What needs to be done => Write out every line below that includes the word "screenshot".

Listed entries =>
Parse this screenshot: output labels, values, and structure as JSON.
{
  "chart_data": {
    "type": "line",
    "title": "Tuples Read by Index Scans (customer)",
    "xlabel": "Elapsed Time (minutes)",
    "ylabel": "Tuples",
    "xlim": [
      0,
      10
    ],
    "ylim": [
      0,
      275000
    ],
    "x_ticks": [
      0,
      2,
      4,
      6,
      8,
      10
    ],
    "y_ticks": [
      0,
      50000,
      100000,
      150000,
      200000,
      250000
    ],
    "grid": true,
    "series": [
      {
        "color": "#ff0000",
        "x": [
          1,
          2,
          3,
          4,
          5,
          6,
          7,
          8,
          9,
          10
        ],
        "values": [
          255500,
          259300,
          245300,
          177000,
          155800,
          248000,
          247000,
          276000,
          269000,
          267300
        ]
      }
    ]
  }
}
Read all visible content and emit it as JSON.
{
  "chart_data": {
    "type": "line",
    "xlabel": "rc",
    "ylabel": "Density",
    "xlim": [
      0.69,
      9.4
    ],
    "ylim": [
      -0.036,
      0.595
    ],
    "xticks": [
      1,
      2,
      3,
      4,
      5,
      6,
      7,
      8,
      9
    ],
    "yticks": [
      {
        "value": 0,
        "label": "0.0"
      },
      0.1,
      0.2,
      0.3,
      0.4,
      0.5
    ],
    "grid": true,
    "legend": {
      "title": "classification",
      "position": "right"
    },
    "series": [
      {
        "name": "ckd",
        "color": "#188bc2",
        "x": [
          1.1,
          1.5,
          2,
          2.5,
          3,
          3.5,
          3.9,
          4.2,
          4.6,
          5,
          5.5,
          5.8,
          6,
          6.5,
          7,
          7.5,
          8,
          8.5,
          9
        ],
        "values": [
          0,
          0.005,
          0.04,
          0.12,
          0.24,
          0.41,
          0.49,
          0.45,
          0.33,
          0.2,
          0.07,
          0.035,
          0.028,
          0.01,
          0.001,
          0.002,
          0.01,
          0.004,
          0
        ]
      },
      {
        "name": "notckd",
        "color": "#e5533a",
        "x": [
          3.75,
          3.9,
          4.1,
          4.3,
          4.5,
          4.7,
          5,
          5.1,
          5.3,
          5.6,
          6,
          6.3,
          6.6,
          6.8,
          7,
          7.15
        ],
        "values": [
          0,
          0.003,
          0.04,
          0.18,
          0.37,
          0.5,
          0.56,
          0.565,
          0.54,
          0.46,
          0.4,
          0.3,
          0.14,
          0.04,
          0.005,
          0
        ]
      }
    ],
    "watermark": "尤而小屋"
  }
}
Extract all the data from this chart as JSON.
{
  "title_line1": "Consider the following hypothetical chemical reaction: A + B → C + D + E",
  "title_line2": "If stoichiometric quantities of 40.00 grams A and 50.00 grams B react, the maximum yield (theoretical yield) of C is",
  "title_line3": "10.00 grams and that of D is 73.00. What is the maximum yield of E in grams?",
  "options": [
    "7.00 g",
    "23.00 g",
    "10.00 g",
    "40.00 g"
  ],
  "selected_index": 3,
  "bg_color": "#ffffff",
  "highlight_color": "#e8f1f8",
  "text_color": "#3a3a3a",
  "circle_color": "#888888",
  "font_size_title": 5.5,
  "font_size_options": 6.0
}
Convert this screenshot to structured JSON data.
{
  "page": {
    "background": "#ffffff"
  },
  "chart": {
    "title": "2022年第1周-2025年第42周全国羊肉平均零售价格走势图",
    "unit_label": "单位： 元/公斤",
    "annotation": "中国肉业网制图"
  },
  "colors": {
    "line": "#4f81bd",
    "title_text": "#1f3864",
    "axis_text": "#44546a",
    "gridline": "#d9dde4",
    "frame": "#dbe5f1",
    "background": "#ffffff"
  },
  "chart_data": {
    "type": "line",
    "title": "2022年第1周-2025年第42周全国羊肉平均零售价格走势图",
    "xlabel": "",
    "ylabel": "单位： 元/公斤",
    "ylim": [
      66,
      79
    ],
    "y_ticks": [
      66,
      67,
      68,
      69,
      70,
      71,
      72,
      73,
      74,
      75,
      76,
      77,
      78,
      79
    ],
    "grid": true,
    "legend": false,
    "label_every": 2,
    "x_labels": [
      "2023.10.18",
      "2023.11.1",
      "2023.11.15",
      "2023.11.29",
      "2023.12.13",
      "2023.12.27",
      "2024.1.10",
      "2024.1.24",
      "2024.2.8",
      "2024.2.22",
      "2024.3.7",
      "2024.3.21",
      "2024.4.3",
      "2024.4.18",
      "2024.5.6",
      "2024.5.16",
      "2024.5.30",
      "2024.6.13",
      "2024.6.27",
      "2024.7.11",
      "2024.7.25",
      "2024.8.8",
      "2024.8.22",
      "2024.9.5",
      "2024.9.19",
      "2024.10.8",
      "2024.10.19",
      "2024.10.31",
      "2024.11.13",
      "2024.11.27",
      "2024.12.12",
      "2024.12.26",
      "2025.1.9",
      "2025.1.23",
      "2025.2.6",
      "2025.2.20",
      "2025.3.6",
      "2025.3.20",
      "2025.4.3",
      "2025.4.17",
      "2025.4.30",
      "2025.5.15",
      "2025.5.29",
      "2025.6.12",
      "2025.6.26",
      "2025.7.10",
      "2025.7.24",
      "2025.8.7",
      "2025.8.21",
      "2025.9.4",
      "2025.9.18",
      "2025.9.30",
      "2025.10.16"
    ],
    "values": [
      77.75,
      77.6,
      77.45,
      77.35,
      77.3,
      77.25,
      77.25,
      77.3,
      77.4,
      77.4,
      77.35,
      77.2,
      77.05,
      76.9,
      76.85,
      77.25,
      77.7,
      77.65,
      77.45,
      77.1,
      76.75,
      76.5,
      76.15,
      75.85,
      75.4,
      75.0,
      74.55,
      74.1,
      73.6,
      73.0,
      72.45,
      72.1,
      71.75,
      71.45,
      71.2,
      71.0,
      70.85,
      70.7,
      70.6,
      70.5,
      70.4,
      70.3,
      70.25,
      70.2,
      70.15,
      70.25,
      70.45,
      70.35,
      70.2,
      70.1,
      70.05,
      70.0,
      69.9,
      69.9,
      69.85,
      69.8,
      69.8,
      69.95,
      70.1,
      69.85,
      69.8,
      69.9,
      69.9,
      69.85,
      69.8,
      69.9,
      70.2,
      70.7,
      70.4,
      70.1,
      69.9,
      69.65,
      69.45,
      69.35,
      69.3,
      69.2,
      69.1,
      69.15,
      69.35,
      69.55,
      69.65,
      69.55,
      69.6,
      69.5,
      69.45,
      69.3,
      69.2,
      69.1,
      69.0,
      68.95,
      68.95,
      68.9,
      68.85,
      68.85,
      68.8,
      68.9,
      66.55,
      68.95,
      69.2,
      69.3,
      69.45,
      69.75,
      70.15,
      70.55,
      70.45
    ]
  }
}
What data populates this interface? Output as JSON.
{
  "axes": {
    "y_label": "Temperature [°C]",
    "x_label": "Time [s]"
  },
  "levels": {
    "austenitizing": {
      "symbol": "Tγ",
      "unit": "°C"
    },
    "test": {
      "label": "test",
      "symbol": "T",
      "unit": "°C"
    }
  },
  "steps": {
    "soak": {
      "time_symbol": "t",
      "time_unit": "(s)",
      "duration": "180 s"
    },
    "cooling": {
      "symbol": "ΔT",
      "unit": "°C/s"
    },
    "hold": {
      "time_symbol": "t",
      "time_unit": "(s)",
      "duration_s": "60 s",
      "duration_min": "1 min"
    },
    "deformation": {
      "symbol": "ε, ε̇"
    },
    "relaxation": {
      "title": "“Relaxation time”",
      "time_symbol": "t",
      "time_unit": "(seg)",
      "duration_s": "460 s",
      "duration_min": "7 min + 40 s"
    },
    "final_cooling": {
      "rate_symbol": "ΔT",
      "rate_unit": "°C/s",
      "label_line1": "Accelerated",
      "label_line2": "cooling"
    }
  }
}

Response to the task =>
Parse this screenshot: output labels, values, and structure as JSON.
Convert this screenshot to structured JSON data.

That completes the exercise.